* _Given instruction_: Copy word for word everything from the start of the data down to and including the line that contains "panel-b-pie-chart: 110% 330%".
***** Input for this task *****
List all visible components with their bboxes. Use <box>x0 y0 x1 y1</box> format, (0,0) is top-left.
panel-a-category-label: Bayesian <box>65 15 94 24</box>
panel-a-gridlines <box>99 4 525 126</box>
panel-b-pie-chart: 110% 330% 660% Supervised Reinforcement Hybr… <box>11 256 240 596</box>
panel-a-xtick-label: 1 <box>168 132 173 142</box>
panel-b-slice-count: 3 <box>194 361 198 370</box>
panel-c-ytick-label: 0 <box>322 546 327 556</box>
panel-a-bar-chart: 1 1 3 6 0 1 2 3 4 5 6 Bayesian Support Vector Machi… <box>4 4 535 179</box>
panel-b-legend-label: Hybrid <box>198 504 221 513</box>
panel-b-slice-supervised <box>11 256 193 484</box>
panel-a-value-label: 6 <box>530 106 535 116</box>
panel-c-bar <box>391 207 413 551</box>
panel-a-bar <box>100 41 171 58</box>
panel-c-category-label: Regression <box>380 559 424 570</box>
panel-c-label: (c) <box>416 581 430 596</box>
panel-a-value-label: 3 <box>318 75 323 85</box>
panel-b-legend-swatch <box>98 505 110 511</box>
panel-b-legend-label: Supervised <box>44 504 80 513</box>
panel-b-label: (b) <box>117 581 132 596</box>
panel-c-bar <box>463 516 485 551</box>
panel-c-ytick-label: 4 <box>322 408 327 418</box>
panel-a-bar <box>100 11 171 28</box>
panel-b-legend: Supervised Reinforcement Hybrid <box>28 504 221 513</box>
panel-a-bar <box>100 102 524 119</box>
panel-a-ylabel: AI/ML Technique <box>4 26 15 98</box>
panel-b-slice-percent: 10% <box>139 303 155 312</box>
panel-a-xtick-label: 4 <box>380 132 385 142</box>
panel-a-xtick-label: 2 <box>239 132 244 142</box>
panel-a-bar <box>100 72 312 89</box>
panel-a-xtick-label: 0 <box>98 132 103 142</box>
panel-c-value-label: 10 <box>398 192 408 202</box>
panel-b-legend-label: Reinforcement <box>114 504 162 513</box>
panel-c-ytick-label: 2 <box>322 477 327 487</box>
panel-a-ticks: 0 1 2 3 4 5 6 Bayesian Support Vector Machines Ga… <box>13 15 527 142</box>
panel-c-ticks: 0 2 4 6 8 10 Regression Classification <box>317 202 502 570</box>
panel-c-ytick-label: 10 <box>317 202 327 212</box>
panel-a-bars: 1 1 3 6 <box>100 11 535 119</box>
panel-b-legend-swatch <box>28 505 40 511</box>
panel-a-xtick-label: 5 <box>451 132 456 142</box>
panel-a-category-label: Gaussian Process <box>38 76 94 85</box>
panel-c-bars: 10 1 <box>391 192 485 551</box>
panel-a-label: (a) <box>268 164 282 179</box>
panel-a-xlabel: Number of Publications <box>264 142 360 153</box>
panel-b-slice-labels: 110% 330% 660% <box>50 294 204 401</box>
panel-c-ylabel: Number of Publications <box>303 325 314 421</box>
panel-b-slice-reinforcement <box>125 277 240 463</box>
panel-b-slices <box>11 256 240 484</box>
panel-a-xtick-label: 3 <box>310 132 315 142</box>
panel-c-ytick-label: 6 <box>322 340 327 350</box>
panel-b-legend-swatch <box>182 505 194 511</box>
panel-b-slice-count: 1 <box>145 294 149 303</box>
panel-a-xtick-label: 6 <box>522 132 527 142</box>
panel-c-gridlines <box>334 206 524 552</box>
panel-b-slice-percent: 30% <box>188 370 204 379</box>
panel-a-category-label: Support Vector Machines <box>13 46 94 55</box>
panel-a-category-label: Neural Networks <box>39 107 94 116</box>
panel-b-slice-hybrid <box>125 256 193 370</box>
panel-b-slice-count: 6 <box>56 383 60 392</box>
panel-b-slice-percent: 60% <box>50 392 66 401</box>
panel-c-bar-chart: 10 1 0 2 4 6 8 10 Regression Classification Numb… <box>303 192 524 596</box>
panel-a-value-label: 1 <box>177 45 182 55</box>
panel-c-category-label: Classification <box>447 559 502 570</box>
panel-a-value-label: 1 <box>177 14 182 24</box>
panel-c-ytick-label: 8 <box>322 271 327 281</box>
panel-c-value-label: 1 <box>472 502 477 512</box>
*****
* _Solution to this exercise_:
List all visible components with their bboxes. Use <box>x0 y0 x1 y1</box> format, (0,0) is top-left.
panel-a-category-label: Bayesian <box>65 15 94 24</box>
panel-a-gridlines <box>99 4 525 126</box>
panel-b-pie-chart: 110% 330% 660% Supervised Reinforcement Hybr… <box>11 256 240 596</box>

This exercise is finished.